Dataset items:
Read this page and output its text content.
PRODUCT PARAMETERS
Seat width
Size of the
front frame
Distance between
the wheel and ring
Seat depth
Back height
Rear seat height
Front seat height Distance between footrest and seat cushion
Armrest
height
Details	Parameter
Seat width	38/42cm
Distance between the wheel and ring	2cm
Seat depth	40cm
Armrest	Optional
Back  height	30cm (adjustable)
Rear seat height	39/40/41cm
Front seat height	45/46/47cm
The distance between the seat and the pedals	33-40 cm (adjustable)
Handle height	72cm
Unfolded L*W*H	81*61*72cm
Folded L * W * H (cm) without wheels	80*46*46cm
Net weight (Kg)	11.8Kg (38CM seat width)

§ **Written task**
Repeat each record in full; every line must match exactly.

§ **Written solution**
Read this page and output its text content.
PRODUCT PARAMETERS
Seat width
Size of the
front frame
Distance between
the wheel and ring
Seat depth
Back height
Rear seat height
Front seat height Distance between footrest and seat cushion
Armrest
height
Details	Parameter
Seat width	38/42cm
Distance between the wheel and ring	2cm
Seat depth	40cm
Armrest	Optional
Back  height	30cm (adjustable)
Rear seat height	39/40/41cm
Front seat height	45/46/47cm
The distance between the seat and the pedals	33-40 cm (adjustable)
Handle height	72cm
Unfolded L*W*H	81*61*72cm
Folded L * W * H (cm) without wheels	80*46*46cm
Net weight (Kg)	11.8Kg (38CM seat width)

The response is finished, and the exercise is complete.